» **Written instruction**:
Reproduce the material in full, unchanged.

(Stored data)
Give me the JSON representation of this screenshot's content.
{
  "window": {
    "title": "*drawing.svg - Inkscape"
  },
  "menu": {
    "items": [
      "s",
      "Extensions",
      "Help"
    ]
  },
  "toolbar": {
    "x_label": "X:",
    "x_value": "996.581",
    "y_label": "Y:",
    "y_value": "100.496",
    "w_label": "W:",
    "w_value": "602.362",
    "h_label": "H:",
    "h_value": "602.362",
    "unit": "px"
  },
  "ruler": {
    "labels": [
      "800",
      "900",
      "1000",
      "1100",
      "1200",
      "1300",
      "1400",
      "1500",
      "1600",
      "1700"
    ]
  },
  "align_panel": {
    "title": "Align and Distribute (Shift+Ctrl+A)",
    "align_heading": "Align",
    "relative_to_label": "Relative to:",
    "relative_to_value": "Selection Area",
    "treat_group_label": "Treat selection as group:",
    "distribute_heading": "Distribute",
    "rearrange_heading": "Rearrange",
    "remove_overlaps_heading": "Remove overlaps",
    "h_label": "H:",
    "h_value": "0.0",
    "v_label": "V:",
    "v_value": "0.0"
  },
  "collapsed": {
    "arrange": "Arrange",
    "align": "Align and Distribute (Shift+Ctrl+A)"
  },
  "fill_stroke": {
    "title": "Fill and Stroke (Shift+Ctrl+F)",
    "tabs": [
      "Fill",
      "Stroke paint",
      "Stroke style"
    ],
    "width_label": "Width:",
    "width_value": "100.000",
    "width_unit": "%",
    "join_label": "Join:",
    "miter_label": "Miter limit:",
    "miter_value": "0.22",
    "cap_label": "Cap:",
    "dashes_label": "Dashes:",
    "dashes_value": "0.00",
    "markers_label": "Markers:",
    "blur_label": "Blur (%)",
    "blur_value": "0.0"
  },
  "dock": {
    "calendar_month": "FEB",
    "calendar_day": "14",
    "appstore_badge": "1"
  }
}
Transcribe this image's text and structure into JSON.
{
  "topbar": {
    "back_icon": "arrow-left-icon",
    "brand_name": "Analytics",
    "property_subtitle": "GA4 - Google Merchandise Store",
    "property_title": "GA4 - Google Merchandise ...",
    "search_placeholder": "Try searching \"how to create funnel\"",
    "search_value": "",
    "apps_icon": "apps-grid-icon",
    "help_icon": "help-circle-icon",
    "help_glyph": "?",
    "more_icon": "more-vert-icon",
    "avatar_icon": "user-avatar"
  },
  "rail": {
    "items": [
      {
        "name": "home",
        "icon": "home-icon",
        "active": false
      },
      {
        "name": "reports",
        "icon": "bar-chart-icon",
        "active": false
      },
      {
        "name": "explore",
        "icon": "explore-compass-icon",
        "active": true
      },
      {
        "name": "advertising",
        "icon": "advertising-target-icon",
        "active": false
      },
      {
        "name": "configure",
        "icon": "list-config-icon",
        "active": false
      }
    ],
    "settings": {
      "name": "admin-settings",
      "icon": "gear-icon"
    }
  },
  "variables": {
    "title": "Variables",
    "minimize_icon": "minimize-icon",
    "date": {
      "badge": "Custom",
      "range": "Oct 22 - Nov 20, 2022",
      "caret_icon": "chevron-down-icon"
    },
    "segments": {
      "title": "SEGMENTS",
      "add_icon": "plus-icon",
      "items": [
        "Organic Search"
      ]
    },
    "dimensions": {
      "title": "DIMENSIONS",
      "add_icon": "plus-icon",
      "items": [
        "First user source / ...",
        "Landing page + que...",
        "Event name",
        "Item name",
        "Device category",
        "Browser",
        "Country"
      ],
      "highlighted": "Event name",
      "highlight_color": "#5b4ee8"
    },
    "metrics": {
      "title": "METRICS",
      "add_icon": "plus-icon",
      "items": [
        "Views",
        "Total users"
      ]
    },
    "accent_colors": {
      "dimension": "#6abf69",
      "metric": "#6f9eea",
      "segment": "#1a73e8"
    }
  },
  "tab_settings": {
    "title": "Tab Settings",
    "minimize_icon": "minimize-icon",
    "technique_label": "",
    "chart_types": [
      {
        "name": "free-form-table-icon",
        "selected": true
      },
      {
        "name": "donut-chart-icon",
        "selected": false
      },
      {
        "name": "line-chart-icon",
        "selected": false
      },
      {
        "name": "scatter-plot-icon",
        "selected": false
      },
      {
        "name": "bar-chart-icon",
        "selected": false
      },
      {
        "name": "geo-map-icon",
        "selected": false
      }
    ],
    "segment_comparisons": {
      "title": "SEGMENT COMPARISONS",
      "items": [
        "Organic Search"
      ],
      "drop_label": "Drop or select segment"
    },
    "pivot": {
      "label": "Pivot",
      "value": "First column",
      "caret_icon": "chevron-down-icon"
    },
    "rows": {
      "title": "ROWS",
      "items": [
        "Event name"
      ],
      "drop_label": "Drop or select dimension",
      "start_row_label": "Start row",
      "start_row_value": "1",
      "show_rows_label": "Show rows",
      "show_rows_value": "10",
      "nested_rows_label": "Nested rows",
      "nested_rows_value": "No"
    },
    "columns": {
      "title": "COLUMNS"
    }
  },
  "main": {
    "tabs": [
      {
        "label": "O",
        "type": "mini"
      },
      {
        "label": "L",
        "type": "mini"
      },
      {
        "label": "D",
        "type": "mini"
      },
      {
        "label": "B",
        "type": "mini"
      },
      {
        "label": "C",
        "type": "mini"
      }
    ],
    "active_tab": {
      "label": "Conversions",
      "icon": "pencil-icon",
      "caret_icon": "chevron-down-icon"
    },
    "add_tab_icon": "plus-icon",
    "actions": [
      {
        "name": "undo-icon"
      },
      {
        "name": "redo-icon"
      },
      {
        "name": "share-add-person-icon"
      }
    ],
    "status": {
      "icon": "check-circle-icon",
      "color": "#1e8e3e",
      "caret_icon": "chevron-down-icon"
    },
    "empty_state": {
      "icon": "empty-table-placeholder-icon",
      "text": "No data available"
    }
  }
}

» **Exercise solution**:
Give me the JSON representation of this screenshot's content.
{
  "window": {
    "title": "*drawing.svg - Inkscape"
  },
  "menu": {
    "items": [
      "s",
      "Extensions",
      "Help"
    ]
  },
  "toolbar": {
    "x_label": "X:",
    "x_value": "996.581",
    "y_label": "Y:",
    "y_value": "100.496",
    "w_label": "W:",
    "w_value": "602.362",
    "h_label": "H:",
    "h_value": "602.362",
    "unit": "px"
  },
  "ruler": {
    "labels": [
      "800",
      "900",
      "1000",
      "1100",
      "1200",
      "1300",
      "1400",
      "1500",
      "1600",
      "1700"
    ]
  },
  "align_panel": {
    "title": "Align and Distribute (Shift+Ctrl+A)",
    "align_heading": "Align",
    "relative_to_label": "Relative to:",
    "relative_to_value": "Selection Area",
    "treat_group_label": "Treat selection as group:",
    "distribute_heading": "Distribute",
    "rearrange_heading": "Rearrange",
    "remove_overlaps_heading": "Remove overlaps",
    "h_label": "H:",
    "h_value": "0.0",
    "v_label": "V:",
    "v_value": "0.0"
  },
  "collapsed": {
    "arrange": "Arrange",
    "align": "Align and Distribute (Shift+Ctrl+A)"
  },
  "fill_stroke": {
    "title": "Fill and Stroke (Shift+Ctrl+F)",
    "tabs": [
      "Fill",
      "Stroke paint",
      "Stroke style"
    ],
    "width_label": "Width:",
    "width_value": "100.000",
    "width_unit": "%",
    "join_label": "Join:",
    "miter_label": "Miter limit:",
    "miter_value": "0.22",
    "cap_label": "Cap:",
    "dashes_label": "Dashes:",
    "dashes_value": "0.00",
    "markers_label": "Markers:",
    "blur_label": "Blur (%)",
    "blur_value": "0.0"
  },
  "dock": {
    "calendar_month": "FEB",
    "calendar_day": "14",
    "appstore_badge": "1"
  }
}
Transcribe this image's text and structure into JSON.
{
  "topbar": {
    "back_icon": "arrow-left-icon",
    "brand_name": "Analytics",
    "property_subtitle": "GA4 - Google Merchandise Store",
    "property_title": "GA4 - Google Merchandise ...",
    "search_placeholder": "Try searching \"how to create funnel\"",
    "search_value": "",
    "apps_icon": "apps-grid-icon",
    "help_icon": "help-circle-icon",
    "help_glyph": "?",
    "more_icon": "more-vert-icon",
    "avatar_icon": "user-avatar"
  },
  "rail": {
    "items": [
      {
        "name": "home",
        "icon": "home-icon",
        "active": false
      },
      {
        "name": "reports",
        "icon": "bar-chart-icon",
        "active": false
      },
      {
        "name": "explore",
        "icon": "explore-compass-icon",
        "active": true
      },
      {
        "name": "advertising",
        "icon": "advertising-target-icon",
        "active": false
      },
      {
        "name": "configure",
        "icon": "list-config-icon",
        "active": false
      }
    ],
    "settings": {
      "name": "admin-settings",
      "icon": "gear-icon"
    }
  },
  "variables": {
    "title": "Variables",
    "minimize_icon": "minimize-icon",
    "date": {
      "badge": "Custom",
      "range": "Oct 22 - Nov 20, 2022",
      "caret_icon": "chevron-down-icon"
    },
    "segments": {
      "title": "SEGMENTS",
      "add_icon": "plus-icon",
      "items": [
        "Organic Search"
      ]
    },
    "dimensions": {
      "title": "DIMENSIONS",
      "add_icon": "plus-icon",
      "items": [
        "First user source / ...",
        "Landing page + que...",
        "Event name",
        "Item name",
        "Device category",
        "Browser",
        "Country"
      ],
      "highlighted": "Event name",
      "highlight_color": "#5b4ee8"
    },
    "metrics": {
      "title": "METRICS",
      "add_icon": "plus-icon",
      "items": [
        "Views",
        "Total users"
      ]
    },
    "accent_colors": {
      "dimension": "#6abf69",
      "metric": "#6f9eea",
      "segment": "#1a73e8"
    }
  },
  "tab_settings": {
    "title": "Tab Settings",
    "minimize_icon": "minimize-icon",
    "technique_label": "",
    "chart_types": [
      {
        "name": "free-form-table-icon",
        "selected": true
      },
      {
        "name": "donut-chart-icon",
        "selected": false
      },
      {
        "name": "line-chart-icon",
        "selected": false
      },
      {
        "name": "scatter-plot-icon",
        "selected": false
      },
      {
        "name": "bar-chart-icon",
        "selected": false
      },
      {
        "name": "geo-map-icon",
        "selected": false
      }
    ],
    "segment_comparisons": {
      "title": "SEGMENT COMPARISONS",
      "items": [
        "Organic Search"
      ],
      "drop_label": "Drop or select segment"
    },
    "pivot": {
      "label": "Pivot",
      "value": "First column",
      "caret_icon": "chevron-down-icon"
    },
    "rows": {
      "title": "ROWS",
      "items": [
        "Event name"
      ],
      "drop_label": "Drop or select dimension",
      "start_row_label": "Start row",
      "start_row_value": "1",
      "show_rows_label": "Show rows",
      "show_rows_value": "10",
      "nested_rows_label": "Nested rows",
      "nested_rows_value": "No"
    },
    "columns": {
      "title": "COLUMNS"
    }
  },
  "main": {
    "tabs": [
      {
        "label": "O",
        "type": "mini"
      },
      {
        "label": "L",
        "type": "mini"
      },
      {
        "label": "D",
        "type": "mini"
      },
      {
        "label": "B",
        "type": "mini"
      },
      {
        "label": "C",
        "type": "mini"
      }
    ],
    "active_tab": {
      "label": "Conversions",
      "icon": "pencil-icon",
      "caret_icon": "chevron-down-icon"
    },
    "add_tab_icon": "plus-icon",
    "actions": [
      {
        "name": "undo-icon"
      },
      {
        "name": "redo-icon"
      },
      {
        "name": "share-add-person-icon"
      }
    ],
    "status": {
      "icon": "check-circle-icon",
      "color": "#1e8e3e",
      "caret_icon": "chevron-down-icon"
    },
    "empty_state": {
      "icon": "empty-table-placeholder-icon",
      "text": "No data available"
    }
  }
}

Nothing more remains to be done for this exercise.